(YOUR TASK): Copy every line with the string "letters" in it.

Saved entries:
───
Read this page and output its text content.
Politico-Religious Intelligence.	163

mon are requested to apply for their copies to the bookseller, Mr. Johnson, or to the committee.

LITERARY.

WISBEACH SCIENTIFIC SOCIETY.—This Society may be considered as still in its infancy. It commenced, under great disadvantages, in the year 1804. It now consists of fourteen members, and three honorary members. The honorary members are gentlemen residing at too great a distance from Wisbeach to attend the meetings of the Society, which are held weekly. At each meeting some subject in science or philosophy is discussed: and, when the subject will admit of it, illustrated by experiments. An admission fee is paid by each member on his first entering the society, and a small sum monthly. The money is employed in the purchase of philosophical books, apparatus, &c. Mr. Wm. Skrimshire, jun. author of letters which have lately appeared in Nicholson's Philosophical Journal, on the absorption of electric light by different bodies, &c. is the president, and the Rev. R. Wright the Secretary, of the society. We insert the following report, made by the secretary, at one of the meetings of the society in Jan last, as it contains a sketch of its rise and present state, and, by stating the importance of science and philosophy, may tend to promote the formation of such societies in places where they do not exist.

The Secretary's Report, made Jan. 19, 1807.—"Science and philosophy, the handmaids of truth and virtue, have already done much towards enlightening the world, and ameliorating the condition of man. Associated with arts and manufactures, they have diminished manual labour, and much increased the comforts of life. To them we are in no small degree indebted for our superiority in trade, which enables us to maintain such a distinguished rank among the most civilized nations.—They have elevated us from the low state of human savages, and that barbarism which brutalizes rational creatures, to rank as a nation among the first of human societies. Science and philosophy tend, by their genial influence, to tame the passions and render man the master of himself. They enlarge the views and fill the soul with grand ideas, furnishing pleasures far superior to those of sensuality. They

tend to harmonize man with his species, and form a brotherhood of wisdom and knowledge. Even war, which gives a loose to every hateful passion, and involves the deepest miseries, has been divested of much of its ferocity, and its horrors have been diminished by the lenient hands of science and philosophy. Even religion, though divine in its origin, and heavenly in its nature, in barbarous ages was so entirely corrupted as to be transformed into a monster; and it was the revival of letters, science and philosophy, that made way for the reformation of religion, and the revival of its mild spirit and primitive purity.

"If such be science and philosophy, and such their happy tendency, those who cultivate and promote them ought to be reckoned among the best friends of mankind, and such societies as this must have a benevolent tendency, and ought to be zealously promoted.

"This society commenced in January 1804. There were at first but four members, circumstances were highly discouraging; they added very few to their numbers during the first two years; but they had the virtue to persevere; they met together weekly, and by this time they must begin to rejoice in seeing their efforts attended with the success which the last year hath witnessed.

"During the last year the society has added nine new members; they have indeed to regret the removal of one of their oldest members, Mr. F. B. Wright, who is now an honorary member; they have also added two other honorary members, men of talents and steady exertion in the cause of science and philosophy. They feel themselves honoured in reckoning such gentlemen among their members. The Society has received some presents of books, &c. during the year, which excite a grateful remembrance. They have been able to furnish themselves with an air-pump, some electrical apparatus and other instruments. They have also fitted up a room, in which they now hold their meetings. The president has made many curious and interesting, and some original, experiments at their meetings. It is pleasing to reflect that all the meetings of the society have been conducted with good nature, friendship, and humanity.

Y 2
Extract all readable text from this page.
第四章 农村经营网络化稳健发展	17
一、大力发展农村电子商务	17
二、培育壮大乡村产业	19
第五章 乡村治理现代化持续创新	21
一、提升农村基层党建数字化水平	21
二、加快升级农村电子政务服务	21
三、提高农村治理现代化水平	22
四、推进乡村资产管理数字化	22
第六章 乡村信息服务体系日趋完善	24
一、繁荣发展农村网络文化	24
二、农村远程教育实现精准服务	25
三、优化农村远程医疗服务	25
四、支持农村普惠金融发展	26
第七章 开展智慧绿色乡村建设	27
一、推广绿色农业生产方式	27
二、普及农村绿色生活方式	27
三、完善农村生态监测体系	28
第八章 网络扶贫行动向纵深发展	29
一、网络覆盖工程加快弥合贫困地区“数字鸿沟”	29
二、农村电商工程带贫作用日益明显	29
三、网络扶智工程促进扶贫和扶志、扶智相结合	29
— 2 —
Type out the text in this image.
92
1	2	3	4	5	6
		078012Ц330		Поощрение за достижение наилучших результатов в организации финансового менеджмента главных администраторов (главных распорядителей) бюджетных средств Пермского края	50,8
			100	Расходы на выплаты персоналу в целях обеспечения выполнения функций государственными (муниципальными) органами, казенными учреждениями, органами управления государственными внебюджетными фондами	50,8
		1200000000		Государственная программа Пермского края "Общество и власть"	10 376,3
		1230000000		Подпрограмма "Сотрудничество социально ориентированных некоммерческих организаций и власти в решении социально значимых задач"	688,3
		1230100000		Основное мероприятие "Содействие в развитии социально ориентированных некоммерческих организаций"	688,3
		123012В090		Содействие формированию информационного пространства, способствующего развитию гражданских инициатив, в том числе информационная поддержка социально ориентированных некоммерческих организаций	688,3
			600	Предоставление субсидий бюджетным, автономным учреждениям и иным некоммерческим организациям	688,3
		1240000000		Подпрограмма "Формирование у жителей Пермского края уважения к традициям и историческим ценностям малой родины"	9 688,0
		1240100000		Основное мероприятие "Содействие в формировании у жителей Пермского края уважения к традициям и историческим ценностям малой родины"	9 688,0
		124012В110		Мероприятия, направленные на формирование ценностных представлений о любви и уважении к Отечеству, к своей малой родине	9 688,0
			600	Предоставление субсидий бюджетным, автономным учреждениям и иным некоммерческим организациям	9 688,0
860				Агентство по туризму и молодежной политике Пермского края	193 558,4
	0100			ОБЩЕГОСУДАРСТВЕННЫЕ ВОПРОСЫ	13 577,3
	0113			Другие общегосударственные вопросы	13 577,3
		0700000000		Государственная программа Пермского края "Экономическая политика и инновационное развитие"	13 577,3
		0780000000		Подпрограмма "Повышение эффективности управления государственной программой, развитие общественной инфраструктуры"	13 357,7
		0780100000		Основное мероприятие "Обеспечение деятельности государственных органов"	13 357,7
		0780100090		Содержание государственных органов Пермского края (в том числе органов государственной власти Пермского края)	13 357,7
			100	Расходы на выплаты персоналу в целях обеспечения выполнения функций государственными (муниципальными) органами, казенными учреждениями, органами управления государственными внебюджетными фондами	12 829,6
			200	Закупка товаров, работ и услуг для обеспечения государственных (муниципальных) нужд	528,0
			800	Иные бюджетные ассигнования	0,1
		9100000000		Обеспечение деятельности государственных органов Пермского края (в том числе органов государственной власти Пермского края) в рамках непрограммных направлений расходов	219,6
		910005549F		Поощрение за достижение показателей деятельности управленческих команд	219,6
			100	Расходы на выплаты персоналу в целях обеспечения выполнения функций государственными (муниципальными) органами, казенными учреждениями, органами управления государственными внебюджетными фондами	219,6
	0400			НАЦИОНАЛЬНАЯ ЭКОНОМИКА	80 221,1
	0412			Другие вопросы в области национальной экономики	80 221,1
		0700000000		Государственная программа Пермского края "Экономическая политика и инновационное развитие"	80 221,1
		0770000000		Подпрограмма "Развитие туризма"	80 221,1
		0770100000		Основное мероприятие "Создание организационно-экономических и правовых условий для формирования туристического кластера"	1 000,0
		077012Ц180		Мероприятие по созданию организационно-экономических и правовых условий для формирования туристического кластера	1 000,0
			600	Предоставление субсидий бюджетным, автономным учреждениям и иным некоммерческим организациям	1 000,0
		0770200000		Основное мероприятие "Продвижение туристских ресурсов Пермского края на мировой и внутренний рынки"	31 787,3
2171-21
───
(RESPONSE TO THE EXERCISE):
WISBEACH SCIENTIFIC SOCIETY.—This Society may be considered as still in its infancy. It commenced, under great disadvantages, in the year 1804. It now consists of fourteen members, and three honorary members. The honorary members are gentlemen residing at too great a distance from Wisbeach to attend the meetings of the Society, which are held weekly. At each meeting some subject in science or philosophy is discussed: and, when the subject will admit of it, illustrated by experiments. An admission fee is paid by each member on his first entering the society, and a small sum monthly. The money is employed in the purchase of philosophical books, apparatus, &c. Mr. Wm. Skrimshire, jun. author of letters which have lately appeared in Nicholson's Philosophical Journal, on the absorption of electric light by different bodies, &c. is the president, and the Rev. R. Wright the Secretary, of the society. We insert the following report, made by the secretary, at one of the meetings of the society in Jan last, as it contains a sketch of its rise and present state, and, by stating the importance of science and philosophy, may tend to promote the formation of such societies in places where they do not exist.
tend to harmonize man with his species, and form a brotherhood of wisdom and knowledge. Even war, which gives a loose to every hateful passion, and involves the deepest miseries, has been divested of much of its ferocity, and its horrors have been diminished by the lenient hands of science and philosophy. Even religion, though divine in its origin, and heavenly in its nature, in barbarous ages was so entirely corrupted as to be transformed into a monster; and it was the revival of letters, science and philosophy, that made way for the reformation of religion, and the revival of its mild spirit and primitive purity.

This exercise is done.